# Task prompt
Copy whichever lines contain the string "Amazon".

## begin Exercise materials

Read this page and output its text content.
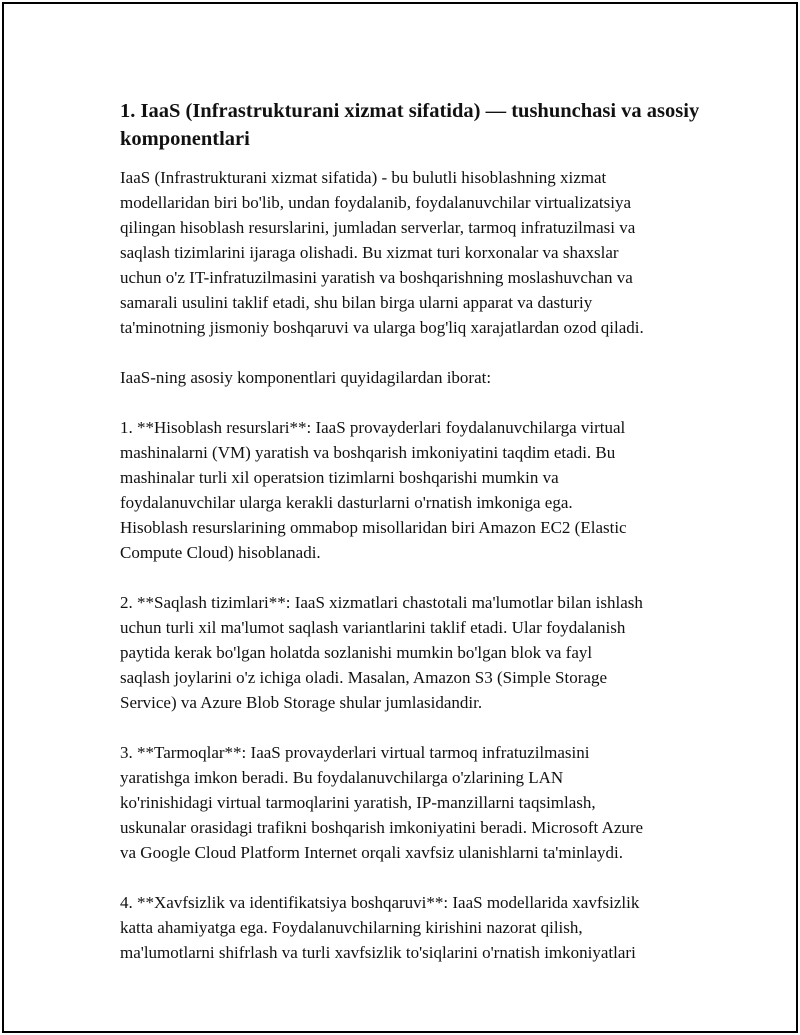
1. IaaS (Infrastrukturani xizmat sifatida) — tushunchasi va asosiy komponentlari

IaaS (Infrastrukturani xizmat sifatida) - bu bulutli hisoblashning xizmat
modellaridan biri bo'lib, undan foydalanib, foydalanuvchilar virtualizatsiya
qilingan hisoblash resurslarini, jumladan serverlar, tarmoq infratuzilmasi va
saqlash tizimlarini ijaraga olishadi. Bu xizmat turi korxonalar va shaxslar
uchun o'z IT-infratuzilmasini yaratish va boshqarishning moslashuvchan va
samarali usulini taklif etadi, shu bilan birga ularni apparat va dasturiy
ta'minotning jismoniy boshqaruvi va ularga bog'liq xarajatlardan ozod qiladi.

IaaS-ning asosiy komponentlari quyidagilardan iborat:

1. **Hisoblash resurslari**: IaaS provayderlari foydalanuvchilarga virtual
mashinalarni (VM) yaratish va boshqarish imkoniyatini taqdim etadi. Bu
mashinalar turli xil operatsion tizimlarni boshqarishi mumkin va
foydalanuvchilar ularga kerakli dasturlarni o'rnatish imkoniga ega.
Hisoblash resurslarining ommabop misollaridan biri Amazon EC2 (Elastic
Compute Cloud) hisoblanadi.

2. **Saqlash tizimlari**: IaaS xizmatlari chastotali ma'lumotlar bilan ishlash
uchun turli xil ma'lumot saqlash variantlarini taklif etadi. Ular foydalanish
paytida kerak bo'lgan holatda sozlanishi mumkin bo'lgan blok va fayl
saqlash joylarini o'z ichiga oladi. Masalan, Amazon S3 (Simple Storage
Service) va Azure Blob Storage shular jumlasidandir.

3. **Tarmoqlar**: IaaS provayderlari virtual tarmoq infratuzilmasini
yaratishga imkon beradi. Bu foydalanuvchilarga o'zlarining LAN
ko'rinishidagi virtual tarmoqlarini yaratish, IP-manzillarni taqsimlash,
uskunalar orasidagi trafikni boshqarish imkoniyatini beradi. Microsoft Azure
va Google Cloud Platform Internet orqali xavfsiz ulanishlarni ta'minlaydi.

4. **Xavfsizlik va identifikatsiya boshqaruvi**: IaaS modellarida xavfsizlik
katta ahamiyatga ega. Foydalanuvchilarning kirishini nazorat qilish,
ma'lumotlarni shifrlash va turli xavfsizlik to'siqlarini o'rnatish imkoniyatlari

## end Exercise materials

# Solution
Hisoblash resurslarining ommabop misollaridan biri Amazon EC2 (Elastic
saqlash joylarini o'z ichiga oladi. Masalan, Amazon S3 (Simple Storage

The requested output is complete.